> _STATED EXERCISE_: Your task is to output all the records below, word for word.

> _MATERIAL SUPPLIED_:
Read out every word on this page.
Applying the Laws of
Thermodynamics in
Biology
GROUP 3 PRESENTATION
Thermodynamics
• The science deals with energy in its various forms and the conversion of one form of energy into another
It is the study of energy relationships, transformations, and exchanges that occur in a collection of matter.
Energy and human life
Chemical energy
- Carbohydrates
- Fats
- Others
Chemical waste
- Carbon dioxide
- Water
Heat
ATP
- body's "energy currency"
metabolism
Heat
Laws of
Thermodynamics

> _TASK SOLUTION_:
Read out every word on this page.
Applying the Laws of
Thermodynamics in
Biology
GROUP 3 PRESENTATION
Thermodynamics
• The science deals with energy in its various forms and the conversion of one form of energy into another
It is the study of energy relationships, transformations, and exchanges that occur in a collection of matter.
Energy and human life
Chemical energy
- Carbohydrates
- Fats
- Others
Chemical waste
- Carbon dioxide
- Water
Heat
ATP
- body's "energy currency"
metabolism
Heat
Laws of
Thermodynamics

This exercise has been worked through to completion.